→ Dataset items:
■ ■ ■ ■ ■ ■ ■
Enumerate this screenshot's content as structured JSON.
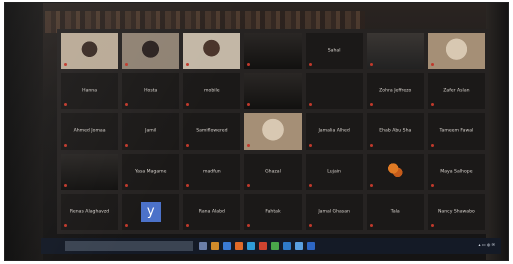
{
  "participants": [
    {
      "name": "",
      "video": "v1"
    },
    {
      "name": "",
      "video": "v2"
    },
    {
      "name": "",
      "video": "v3"
    },
    {
      "name": "",
      "video": "v4"
    },
    {
      "name": "Sahal",
      "video": ""
    },
    {
      "name": "",
      "video": "v6"
    },
    {
      "name": "",
      "video": "v5"
    },
    {
      "name": "Hanna",
      "video": ""
    },
    {
      "name": "Hosta",
      "video": ""
    },
    {
      "name": "mobile",
      "video": ""
    },
    {
      "name": "",
      "video": "v4"
    },
    {
      "name": "",
      "video": ""
    },
    {
      "name": "Zohra Jeffrezo",
      "video": ""
    },
    {
      "name": "Zafer Aslan",
      "video": ""
    },
    {
      "name": "Ahmed Jomaa",
      "video": ""
    },
    {
      "name": "Jamil",
      "video": ""
    },
    {
      "name": "Samiflowered",
      "video": ""
    },
    {
      "name": "",
      "video": "v5"
    },
    {
      "name": "Jamalia Alhed",
      "video": ""
    },
    {
      "name": "Ehab Abu Sha",
      "video": ""
    },
    {
      "name": "Tameem Fawal",
      "video": ""
    },
    {
      "name": "",
      "video": "v4"
    },
    {
      "name": "Yasa Magame",
      "video": ""
    },
    {
      "name": "madfun",
      "video": ""
    },
    {
      "name": "Ghazal",
      "video": ""
    },
    {
      "name": "Lujain",
      "video": ""
    },
    {
      "name": "",
      "video": "art"
    },
    {
      "name": "Maya Salhope",
      "video": ""
    },
    {
      "name": "Renas Alaghavzd",
      "video": ""
    },
    {
      "name": "",
      "video": "y"
    },
    {
      "name": "Rana Alabd",
      "video": ""
    },
    {
      "name": "Fahtak",
      "video": ""
    },
    {
      "name": "Jamal Ghasan",
      "video": ""
    },
    {
      "name": "Tala",
      "video": ""
    },
    {
      "name": "Nancy Shawabo",
      "video": ""
    }
  ],
  "avatar_letter": "y",
  "highlight_index": 6
}
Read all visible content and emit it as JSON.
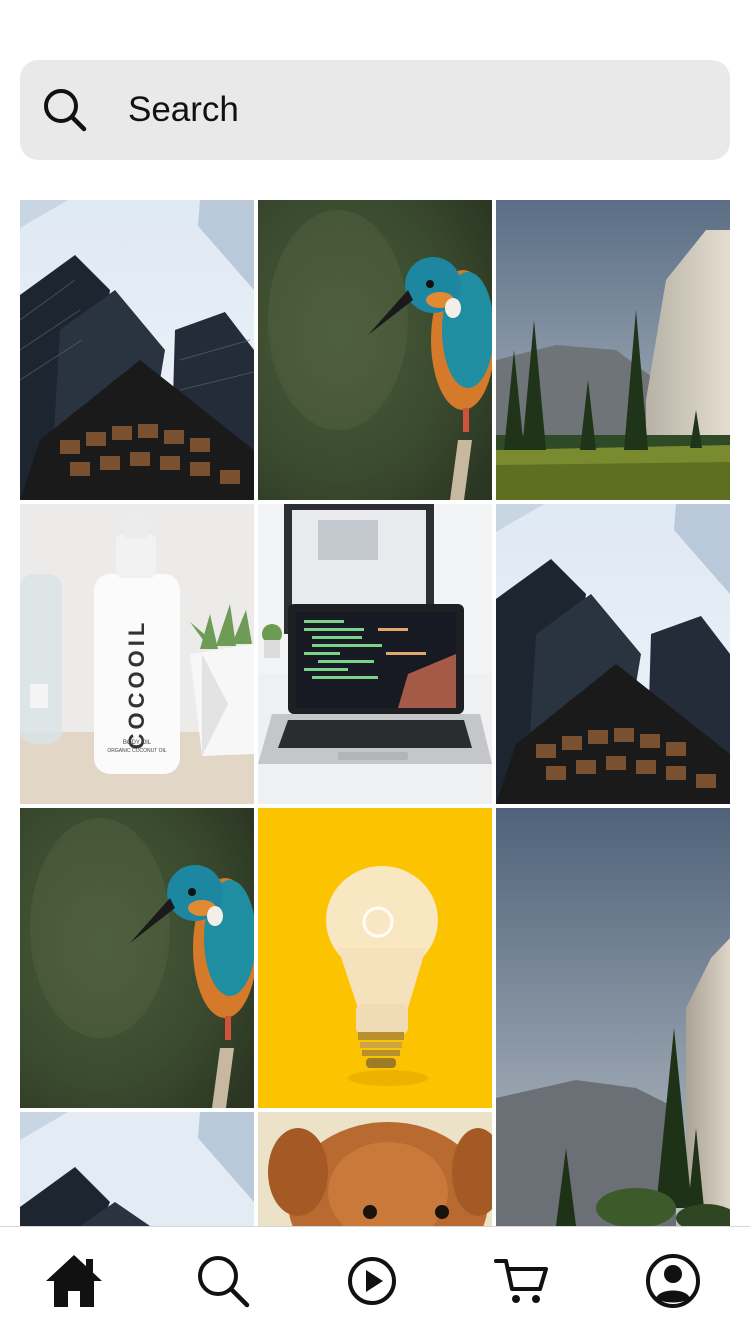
{
  "search": {
    "placeholder": "Search",
    "icon": "search-icon"
  },
  "grid": {
    "tiles": [
      {
        "subject": "skyscrapers"
      },
      {
        "subject": "kingfisher"
      },
      {
        "subject": "mountain-valley"
      },
      {
        "subject": "body-oil-bottle",
        "bottle_text": "COCOOIL",
        "bottle_subtext": "BODY OIL",
        "bottle_subtext2": "ORGANIC COCONUT OIL"
      },
      {
        "subject": "laptop-desk"
      },
      {
        "subject": "skyscrapers"
      },
      {
        "subject": "kingfisher"
      },
      {
        "subject": "light-bulb"
      },
      {
        "subject": "mountain-valley"
      },
      {
        "subject": "skyscrapers"
      },
      {
        "subject": "puppy"
      }
    ]
  },
  "tab_bar": {
    "items": [
      {
        "icon": "home-icon",
        "active": true
      },
      {
        "icon": "search-icon",
        "active": false
      },
      {
        "icon": "play-icon",
        "active": false
      },
      {
        "icon": "cart-icon",
        "active": false
      },
      {
        "icon": "profile-icon",
        "active": false
      }
    ]
  },
  "colors": {
    "search_bg": "#e9e9e9",
    "icon": "#111111",
    "bulb_bg": "#fcc400"
  }
}
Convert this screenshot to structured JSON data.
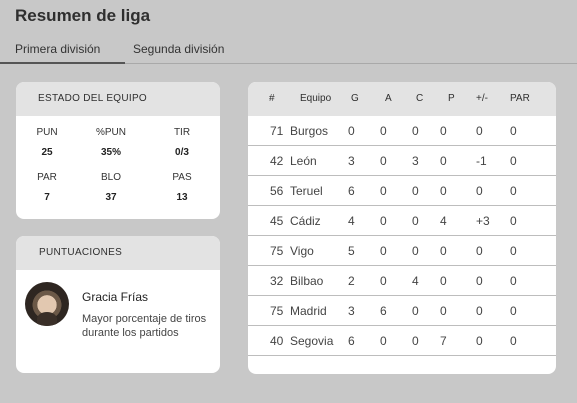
{
  "app": {
    "title": "Resumen de liga"
  },
  "tabs": [
    {
      "label": "Primera división",
      "active": true
    },
    {
      "label": "Segunda división",
      "active": false
    }
  ],
  "team_stats": {
    "title": "ESTADO DEL EQUIPO",
    "items": [
      {
        "label": "PUN",
        "value": "25"
      },
      {
        "label": "%PUN",
        "value": "35%"
      },
      {
        "label": "TIR",
        "value": "0/3"
      },
      {
        "label": "PAR",
        "value": "7"
      },
      {
        "label": "BLO",
        "value": "37"
      },
      {
        "label": "PAS",
        "value": "13"
      }
    ]
  },
  "scores": {
    "title": "PUNTUACIONES",
    "player_name": "Gracia Frías",
    "description": "Mayor porcentaje de tiros durante los partidos"
  },
  "table": {
    "headers": [
      "#",
      "Equipo",
      "G",
      "A",
      "C",
      "P",
      "+/-",
      "PAR"
    ],
    "rows": [
      [
        "71",
        "Burgos",
        "0",
        "0",
        "0",
        "0",
        "0",
        "0"
      ],
      [
        "42",
        "León",
        "3",
        "0",
        "3",
        "0",
        "-1",
        "0"
      ],
      [
        "56",
        "Teruel",
        "6",
        "0",
        "0",
        "0",
        "0",
        "0"
      ],
      [
        "45",
        "Cádiz",
        "4",
        "0",
        "0",
        "4",
        "+3",
        "0"
      ],
      [
        "75",
        "Vigo",
        "5",
        "0",
        "0",
        "0",
        "0",
        "0"
      ],
      [
        "32",
        "Bilbao",
        "2",
        "0",
        "4",
        "0",
        "0",
        "0"
      ],
      [
        "75",
        "Madrid",
        "3",
        "6",
        "0",
        "0",
        "0",
        "0"
      ],
      [
        "40",
        "Segovia",
        "6",
        "0",
        "0",
        "7",
        "0",
        "0"
      ]
    ]
  },
  "colors": {
    "background": "#c8c8c8",
    "card": "#ffffff",
    "card_header": "#e3e3e3",
    "active_tab_underline": "#555555"
  }
}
■ ■ ■ ■ ■ ■ ■
→ Challenge: In your copy, repeat each record exactly and include no pictures.

→ The answer:
Enumerate this screenshot's content as structured JSON.
{
  "participants": [
    {
      "name": "",
      "video": "v1"
    },
    {
      "name": "",
      "video": "v2"
    },
    {
      "name": "",
      "video": "v3"
    },
    {
      "name": "",
      "video": "v4"
    },
    {
      "name": "Sahal",
      "video": ""
    },
    {
      "name": "",
      "video": "v6"
    },
    {
      "name": "",
      "video": "v5"
    },
    {
      "name": "Hanna",
      "video": ""
    },
    {
      "name": "Hosta",
      "video": ""
    },
    {
      "name": "mobile",
      "video": ""
    },
    {
      "name": "",
      "video": "v4"
    },
    {
      "name": "",
      "video": ""
    },
    {
      "name": "Zohra Jeffrezo",
      "video": ""
    },
    {
      "name": "Zafer Aslan",
      "video": ""
    },
    {
      "name": "Ahmed Jomaa",
      "video": ""
    },
    {
      "name": "Jamil",
      "video": ""
    },
    {
      "name": "Samiflowered",
      "video": ""
    },
    {
      "name": "",
      "video": "v5"
    },
    {
      "name": "Jamalia Alhed",
      "video": ""
    },
    {
      "name": "Ehab Abu Sha",
      "video": ""
    },
    {
      "name": "Tameem Fawal",
      "video": ""
    },
    {
      "name": "",
      "video": "v4"
    },
    {
      "name": "Yasa Magame",
      "video": ""
    },
    {
      "name": "madfun",
      "video": ""
    },
    {
      "name": "Ghazal",
      "video": ""
    },
    {
      "name": "Lujain",
      "video": ""
    },
    {
      "name": "",
      "video": "art"
    },
    {
      "name": "Maya Salhope",
      "video": ""
    },
    {
      "name": "Renas Alaghavzd",
      "video": ""
    },
    {
      "name": "",
      "video": "y"
    },
    {
      "name": "Rana Alabd",
      "video": ""
    },
    {
      "name": "Fahtak",
      "video": ""
    },
    {
      "name": "Jamal Ghasan",
      "video": ""
    },
    {
      "name": "Tala",
      "video": ""
    },
    {
      "name": "Nancy Shawabo",
      "video": ""
    }
  ],
  "avatar_letter": "y",
  "highlight_index": 6
}
Read all visible content and emit it as JSON.
{
  "search": {
    "placeholder": "Search",
    "icon": "search-icon"
  },
  "grid": {
    "tiles": [
      {
        "subject": "skyscrapers"
      },
      {
        "subject": "kingfisher"
      },
      {
        "subject": "mountain-valley"
      },
      {
        "subject": "body-oil-bottle",
        "bottle_text": "COCOOIL",
        "bottle_subtext": "BODY OIL",
        "bottle_subtext2": "ORGANIC COCONUT OIL"
      },
      {
        "subject": "laptop-desk"
      },
      {
        "subject": "skyscrapers"
      },
      {
        "subject": "kingfisher"
      },
      {
        "subject": "light-bulb"
      },
      {
        "subject": "mountain-valley"
      },
      {
        "subject": "skyscrapers"
      },
      {
        "subject": "puppy"
      }
    ]
  },
  "tab_bar": {
    "items": [
      {
        "icon": "home-icon",
        "active": true
      },
      {
        "icon": "search-icon",
        "active": false
      },
      {
        "icon": "play-icon",
        "active": false
      },
      {
        "icon": "cart-icon",
        "active": false
      },
      {
        "icon": "profile-icon",
        "active": false
      }
    ]
  },
  "colors": {
    "search_bg": "#e9e9e9",
    "icon": "#111111",
    "bulb_bg": "#fcc400"
  }
}
Convert this screenshot to structured JSON data.
{
  "app": {
    "title": "Resumen de liga"
  },
  "tabs": [
    {
      "label": "Primera división",
      "active": true
    },
    {
      "label": "Segunda división",
      "active": false
    }
  ],
  "team_stats": {
    "title": "ESTADO DEL EQUIPO",
    "items": [
      {
        "label": "PUN",
        "value": "25"
      },
      {
        "label": "%PUN",
        "value": "35%"
      },
      {
        "label": "TIR",
        "value": "0/3"
      },
      {
        "label": "PAR",
        "value": "7"
      },
      {
        "label": "BLO",
        "value": "37"
      },
      {
        "label": "PAS",
        "value": "13"
      }
    ]
  },
  "scores": {
    "title": "PUNTUACIONES",
    "player_name": "Gracia Frías",
    "description": "Mayor porcentaje de tiros durante los partidos"
  },
  "table": {
    "headers": [
      "#",
      "Equipo",
      "G",
      "A",
      "C",
      "P",
      "+/-",
      "PAR"
    ],
    "rows": [
      [
        "71",
        "Burgos",
        "0",
        "0",
        "0",
        "0",
        "0",
        "0"
      ],
      [
        "42",
        "León",
        "3",
        "0",
        "3",
        "0",
        "-1",
        "0"
      ],
      [
        "56",
        "Teruel",
        "6",
        "0",
        "0",
        "0",
        "0",
        "0"
      ],
      [
        "45",
        "Cádiz",
        "4",
        "0",
        "0",
        "4",
        "+3",
        "0"
      ],
      [
        "75",
        "Vigo",
        "5",
        "0",
        "0",
        "0",
        "0",
        "0"
      ],
      [
        "32",
        "Bilbao",
        "2",
        "0",
        "4",
        "0",
        "0",
        "0"
      ],
      [
        "75",
        "Madrid",
        "3",
        "6",
        "0",
        "0",
        "0",
        "0"
      ],
      [
        "40",
        "Segovia",
        "6",
        "0",
        "0",
        "7",
        "0",
        "0"
      ]
    ]
  },
  "colors": {
    "background": "#c8c8c8",
    "card": "#ffffff",
    "card_header": "#e3e3e3",
    "active_tab_underline": "#555555"
  }
}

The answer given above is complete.